Short problem:
Filter these entries, keeping only lines that hold the word "физическое".

Data rows:
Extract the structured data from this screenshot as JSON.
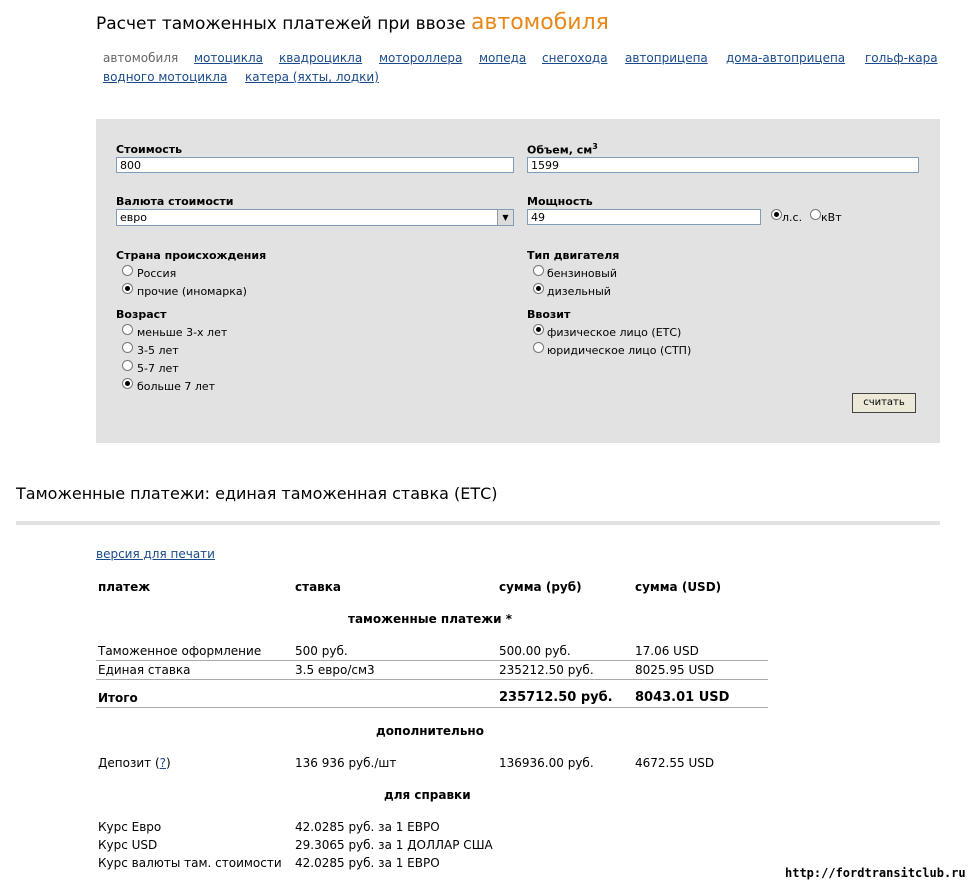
{
  "header": {
    "title_prefix": "Расчет таможенных платежей при ввозе",
    "title_accent": "автомобиля"
  },
  "vehicle_tabs": {
    "active": "автомобиля",
    "links": [
      "мотоцикла",
      "квадроцикла",
      "мотороллера",
      "мопеда",
      "снегохода",
      "автоприцепа",
      "дома-автоприцепа",
      "гольф-кара",
      "водного мотоцикла",
      "катера (яхты, лодки)"
    ]
  },
  "form": {
    "cost": {
      "label": "Стоимость",
      "value": "800"
    },
    "volume": {
      "label": "Объем, см",
      "sup": "3",
      "value": "1599"
    },
    "currency": {
      "label": "Валюта стоимости",
      "value": "евро"
    },
    "power": {
      "label": "Мощность",
      "value": "49",
      "unit_hp": "л.с.",
      "unit_kw": "кВт",
      "selected": "л.с."
    },
    "country": {
      "label": "Страна происхождения",
      "options": [
        "Россия",
        "прочие (иномарка)"
      ],
      "selected": "прочие (иномарка)"
    },
    "engine": {
      "label": "Тип двигателя",
      "options": [
        "бензиновый",
        "дизельный"
      ],
      "selected": "дизельный"
    },
    "age": {
      "label": "Возраст",
      "options": [
        "меньше 3-х лет",
        "3-5 лет",
        "5-7 лет",
        "больше 7 лет"
      ],
      "selected": "больше 7 лет"
    },
    "importer": {
      "label": "Ввозит",
      "options": [
        "физическое лицо (ЕТС)",
        "юридическое лицо (СТП)"
      ],
      "selected": "физическое лицо (ЕТС)"
    },
    "submit_label": "считать"
  },
  "results": {
    "title": "Таможенные платежи: единая таможенная ставка (ЕТС)",
    "print_link": "версия для печати",
    "columns": [
      "платеж",
      "ставка",
      "сумма (руб)",
      "сумма (USD)"
    ],
    "section_customs": "таможенные платежи *",
    "rows": [
      [
        "Таможенное оформление",
        "500 руб.",
        "500.00 руб.",
        "17.06 USD"
      ],
      [
        "Единая ставка",
        "3.5 евро/см3",
        "235212.50 руб.",
        "8025.95 USD"
      ]
    ],
    "total": [
      "Итого",
      "",
      "235712.50 руб.",
      "8043.01 USD"
    ],
    "section_extra": "дополнительно",
    "deposit": {
      "name": "Депозит",
      "help": "?",
      "rate": "136 936 руб./шт",
      "rub": "136936.00 руб.",
      "usd": "4672.55 USD"
    },
    "section_info": "для справки",
    "info": [
      [
        "Курс Евро",
        "42.0285 руб. за 1 ЕВРО"
      ],
      [
        "Курс USD",
        "29.3065 руб. за 1 ДОЛЛАР США"
      ],
      [
        "Курс валюты там. стоимости",
        "42.0285 руб. за 1 ЕВРО"
      ]
    ]
  },
  "watermark": "http://fordtransitclub.ru"
}
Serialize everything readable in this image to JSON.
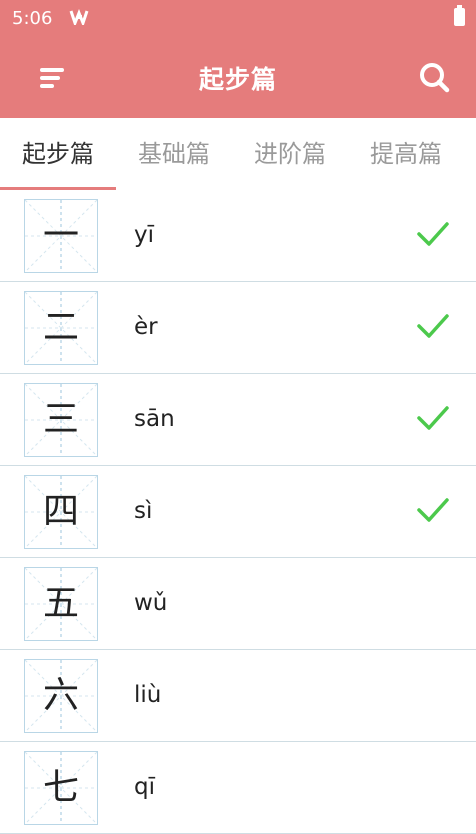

Solution:
        "физическое лицо (ЕТС)",
      "selected": "физическое лицо (ЕТС)"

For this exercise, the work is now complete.